* **SUPPLIED ENTRIES**:
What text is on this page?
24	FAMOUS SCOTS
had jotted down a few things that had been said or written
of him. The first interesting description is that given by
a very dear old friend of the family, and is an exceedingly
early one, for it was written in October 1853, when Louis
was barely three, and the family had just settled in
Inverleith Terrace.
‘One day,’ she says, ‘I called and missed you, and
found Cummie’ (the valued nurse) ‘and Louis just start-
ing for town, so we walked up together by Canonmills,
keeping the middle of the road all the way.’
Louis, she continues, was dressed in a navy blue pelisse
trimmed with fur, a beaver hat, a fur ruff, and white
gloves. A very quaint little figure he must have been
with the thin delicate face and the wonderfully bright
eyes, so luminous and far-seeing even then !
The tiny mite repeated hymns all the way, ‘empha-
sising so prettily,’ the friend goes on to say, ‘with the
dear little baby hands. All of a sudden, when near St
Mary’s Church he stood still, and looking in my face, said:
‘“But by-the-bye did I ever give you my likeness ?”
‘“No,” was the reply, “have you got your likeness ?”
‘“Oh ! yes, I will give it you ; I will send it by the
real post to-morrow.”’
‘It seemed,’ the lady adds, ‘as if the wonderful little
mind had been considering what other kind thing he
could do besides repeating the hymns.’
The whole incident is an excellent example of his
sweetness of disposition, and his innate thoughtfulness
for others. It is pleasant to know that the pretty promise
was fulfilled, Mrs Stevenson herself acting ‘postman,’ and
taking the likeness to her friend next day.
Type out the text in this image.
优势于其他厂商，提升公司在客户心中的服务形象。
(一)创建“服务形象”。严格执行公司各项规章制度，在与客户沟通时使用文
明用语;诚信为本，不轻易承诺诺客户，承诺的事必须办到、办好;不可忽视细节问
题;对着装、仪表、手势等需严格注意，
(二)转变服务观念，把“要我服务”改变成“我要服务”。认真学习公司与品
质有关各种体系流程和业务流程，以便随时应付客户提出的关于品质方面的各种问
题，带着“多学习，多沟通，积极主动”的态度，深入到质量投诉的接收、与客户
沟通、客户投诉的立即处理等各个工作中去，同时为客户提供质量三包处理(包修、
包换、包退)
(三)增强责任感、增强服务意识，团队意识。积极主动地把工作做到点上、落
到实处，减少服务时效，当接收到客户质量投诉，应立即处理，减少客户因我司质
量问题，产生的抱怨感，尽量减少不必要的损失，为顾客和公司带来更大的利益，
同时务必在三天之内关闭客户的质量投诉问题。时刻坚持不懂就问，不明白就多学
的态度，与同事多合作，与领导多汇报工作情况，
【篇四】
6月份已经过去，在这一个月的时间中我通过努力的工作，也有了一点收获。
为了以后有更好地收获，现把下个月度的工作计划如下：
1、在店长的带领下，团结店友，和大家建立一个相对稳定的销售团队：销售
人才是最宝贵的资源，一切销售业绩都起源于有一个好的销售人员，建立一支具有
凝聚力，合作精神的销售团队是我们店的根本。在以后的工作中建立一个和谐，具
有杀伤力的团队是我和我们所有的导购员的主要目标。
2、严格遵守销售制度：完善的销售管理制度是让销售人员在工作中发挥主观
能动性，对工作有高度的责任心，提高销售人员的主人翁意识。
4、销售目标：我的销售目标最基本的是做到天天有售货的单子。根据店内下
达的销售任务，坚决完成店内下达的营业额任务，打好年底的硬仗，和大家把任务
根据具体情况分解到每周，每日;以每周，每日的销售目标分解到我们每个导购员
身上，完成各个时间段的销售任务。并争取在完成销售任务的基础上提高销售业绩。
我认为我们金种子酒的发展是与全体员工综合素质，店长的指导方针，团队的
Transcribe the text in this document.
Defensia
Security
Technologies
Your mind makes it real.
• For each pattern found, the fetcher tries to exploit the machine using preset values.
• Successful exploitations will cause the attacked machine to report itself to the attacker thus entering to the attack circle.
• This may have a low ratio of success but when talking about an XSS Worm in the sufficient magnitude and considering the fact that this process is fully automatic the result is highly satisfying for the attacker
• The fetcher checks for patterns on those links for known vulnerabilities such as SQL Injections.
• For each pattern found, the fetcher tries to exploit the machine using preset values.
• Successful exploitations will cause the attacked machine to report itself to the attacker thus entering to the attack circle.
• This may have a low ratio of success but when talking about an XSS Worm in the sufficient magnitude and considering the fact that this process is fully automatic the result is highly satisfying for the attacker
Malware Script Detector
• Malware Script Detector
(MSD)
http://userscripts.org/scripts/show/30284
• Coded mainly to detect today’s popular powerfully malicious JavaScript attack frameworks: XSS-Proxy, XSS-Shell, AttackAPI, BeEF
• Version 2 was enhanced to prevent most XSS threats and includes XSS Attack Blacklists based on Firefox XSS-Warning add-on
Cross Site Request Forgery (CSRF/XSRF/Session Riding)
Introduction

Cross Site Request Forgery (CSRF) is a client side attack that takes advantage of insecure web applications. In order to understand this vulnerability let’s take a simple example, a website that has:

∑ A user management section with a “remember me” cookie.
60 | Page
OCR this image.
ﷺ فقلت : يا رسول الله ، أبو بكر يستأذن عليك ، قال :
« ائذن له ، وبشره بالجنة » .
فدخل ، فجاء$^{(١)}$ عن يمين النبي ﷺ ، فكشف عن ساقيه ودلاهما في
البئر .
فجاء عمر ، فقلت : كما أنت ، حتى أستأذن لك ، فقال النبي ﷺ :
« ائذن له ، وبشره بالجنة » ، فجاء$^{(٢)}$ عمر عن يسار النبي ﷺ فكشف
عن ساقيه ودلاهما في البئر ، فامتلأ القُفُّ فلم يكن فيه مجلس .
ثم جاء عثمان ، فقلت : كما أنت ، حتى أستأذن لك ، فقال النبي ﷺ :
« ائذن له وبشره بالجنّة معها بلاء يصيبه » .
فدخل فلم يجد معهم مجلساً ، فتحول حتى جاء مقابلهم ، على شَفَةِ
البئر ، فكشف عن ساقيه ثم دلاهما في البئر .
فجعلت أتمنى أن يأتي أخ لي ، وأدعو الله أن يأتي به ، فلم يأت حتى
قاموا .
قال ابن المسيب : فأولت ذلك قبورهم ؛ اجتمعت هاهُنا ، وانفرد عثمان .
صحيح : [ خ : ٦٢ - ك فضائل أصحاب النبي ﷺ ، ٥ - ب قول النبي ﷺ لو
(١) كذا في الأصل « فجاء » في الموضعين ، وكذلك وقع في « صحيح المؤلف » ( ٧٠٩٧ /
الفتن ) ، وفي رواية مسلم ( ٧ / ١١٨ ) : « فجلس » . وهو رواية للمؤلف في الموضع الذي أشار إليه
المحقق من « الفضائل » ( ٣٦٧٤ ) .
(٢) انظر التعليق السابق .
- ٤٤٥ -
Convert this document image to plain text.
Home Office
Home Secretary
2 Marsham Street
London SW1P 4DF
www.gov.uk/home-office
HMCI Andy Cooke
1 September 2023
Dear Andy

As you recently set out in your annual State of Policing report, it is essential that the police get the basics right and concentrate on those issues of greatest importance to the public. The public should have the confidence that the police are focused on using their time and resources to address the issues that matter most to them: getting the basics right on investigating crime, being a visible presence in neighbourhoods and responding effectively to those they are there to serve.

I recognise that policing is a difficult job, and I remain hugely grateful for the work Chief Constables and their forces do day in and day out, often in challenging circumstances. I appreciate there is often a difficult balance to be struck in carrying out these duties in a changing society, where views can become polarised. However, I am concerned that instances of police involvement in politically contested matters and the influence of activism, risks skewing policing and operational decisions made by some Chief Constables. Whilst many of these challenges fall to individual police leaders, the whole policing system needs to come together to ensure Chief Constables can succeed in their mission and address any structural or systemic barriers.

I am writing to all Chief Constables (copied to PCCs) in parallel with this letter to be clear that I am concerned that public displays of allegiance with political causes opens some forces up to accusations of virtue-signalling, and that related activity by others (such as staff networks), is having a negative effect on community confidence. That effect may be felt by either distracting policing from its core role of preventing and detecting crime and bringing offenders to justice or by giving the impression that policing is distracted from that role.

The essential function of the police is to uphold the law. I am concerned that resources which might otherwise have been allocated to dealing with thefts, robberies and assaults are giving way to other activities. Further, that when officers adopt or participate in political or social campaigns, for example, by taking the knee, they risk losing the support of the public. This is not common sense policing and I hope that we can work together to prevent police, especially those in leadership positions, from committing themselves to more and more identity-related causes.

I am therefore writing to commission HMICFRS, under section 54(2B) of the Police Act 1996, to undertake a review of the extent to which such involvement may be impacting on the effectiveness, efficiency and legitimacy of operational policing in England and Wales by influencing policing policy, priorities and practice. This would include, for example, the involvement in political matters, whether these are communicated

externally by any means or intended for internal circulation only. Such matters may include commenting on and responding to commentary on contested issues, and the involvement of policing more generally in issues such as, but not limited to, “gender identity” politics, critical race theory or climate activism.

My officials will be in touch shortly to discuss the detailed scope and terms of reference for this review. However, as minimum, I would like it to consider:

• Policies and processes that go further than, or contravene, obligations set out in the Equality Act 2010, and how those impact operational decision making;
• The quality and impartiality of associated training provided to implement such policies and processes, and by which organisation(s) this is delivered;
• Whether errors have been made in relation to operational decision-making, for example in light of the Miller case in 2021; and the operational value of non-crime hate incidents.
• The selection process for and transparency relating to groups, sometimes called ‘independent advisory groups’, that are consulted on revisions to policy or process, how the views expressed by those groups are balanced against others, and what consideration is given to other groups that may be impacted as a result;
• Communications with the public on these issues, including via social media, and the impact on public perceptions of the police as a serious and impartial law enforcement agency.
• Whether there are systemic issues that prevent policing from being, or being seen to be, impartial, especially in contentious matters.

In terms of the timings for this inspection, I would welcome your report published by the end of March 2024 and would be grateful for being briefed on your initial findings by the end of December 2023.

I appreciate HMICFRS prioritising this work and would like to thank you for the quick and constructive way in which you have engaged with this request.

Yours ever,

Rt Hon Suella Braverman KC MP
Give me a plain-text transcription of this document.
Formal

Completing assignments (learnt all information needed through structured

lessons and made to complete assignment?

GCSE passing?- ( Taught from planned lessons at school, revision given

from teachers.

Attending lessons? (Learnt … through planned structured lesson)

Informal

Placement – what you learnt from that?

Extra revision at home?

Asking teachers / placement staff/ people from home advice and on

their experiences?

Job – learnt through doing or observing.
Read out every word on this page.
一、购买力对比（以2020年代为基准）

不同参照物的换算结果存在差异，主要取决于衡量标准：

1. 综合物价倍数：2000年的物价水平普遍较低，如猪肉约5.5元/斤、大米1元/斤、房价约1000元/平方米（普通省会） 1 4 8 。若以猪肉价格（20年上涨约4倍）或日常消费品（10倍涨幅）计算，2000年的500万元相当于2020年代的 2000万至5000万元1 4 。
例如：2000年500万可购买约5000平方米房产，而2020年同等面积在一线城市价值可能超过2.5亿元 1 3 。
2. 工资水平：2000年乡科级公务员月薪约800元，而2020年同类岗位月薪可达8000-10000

* **WHAT YOU SHOULD DO**:
Say how many lines in this material hold "processes", and say nothing else.

* **THE SOLUTION**:
2